### Exercise prompt
Repeat the whole of the data, keeping every detail the same.

[Figure record extracts]
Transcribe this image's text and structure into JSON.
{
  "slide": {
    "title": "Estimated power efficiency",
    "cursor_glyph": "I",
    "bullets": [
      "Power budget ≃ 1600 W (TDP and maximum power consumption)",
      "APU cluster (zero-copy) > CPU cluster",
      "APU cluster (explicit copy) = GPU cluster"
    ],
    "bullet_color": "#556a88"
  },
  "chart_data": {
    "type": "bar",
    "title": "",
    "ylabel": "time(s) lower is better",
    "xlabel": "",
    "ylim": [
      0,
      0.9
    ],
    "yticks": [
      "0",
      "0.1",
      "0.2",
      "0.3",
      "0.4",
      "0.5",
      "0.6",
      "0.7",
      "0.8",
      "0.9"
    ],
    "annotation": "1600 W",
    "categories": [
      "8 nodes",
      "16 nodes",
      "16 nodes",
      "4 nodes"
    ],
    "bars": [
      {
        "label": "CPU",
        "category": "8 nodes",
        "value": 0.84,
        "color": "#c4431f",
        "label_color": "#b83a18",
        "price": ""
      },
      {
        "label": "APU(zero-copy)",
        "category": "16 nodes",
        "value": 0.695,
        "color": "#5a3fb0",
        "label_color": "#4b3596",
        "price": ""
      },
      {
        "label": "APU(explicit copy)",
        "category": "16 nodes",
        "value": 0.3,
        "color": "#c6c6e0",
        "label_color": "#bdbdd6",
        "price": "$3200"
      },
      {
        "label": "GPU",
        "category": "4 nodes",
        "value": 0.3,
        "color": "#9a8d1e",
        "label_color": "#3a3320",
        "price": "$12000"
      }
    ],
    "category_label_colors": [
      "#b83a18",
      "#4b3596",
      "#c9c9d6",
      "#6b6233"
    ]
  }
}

### In response
Transcribe this image's text and structure into JSON.
{
  "slide": {
    "title": "Estimated power efficiency",
    "cursor_glyph": "I",
    "bullets": [
      "Power budget ≃ 1600 W (TDP and maximum power consumption)",
      "APU cluster (zero-copy) > CPU cluster",
      "APU cluster (explicit copy) = GPU cluster"
    ],
    "bullet_color": "#556a88"
  },
  "chart_data": {
    "type": "bar",
    "title": "",
    "ylabel": "time(s) lower is better",
    "xlabel": "",
    "ylim": [
      0,
      0.9
    ],
    "yticks": [
      "0",
      "0.1",
      "0.2",
      "0.3",
      "0.4",
      "0.5",
      "0.6",
      "0.7",
      "0.8",
      "0.9"
    ],
    "annotation": "1600 W",
    "categories": [
      "8 nodes",
      "16 nodes",
      "16 nodes",
      "4 nodes"
    ],
    "bars": [
      {
        "label": "CPU",
        "category": "8 nodes",
        "value": 0.84,
        "color": "#c4431f",
        "label_color": "#b83a18",
        "price": ""
      },
      {
        "label": "APU(zero-copy)",
        "category": "16 nodes",
        "value": 0.695,
        "color": "#5a3fb0",
        "label_color": "#4b3596",
        "price": ""
      },
      {
        "label": "APU(explicit copy)",
        "category": "16 nodes",
        "value": 0.3,
        "color": "#c6c6e0",
        "label_color": "#bdbdd6",
        "price": "$3200"
      },
      {
        "label": "GPU",
        "category": "4 nodes",
        "value": 0.3,
        "color": "#9a8d1e",
        "label_color": "#3a3320",
        "price": "$12000"
      }
    ],
    "category_label_colors": [
      "#b83a18",
      "#4b3596",
      "#c9c9d6",
      "#6b6233"
    ]
  }
}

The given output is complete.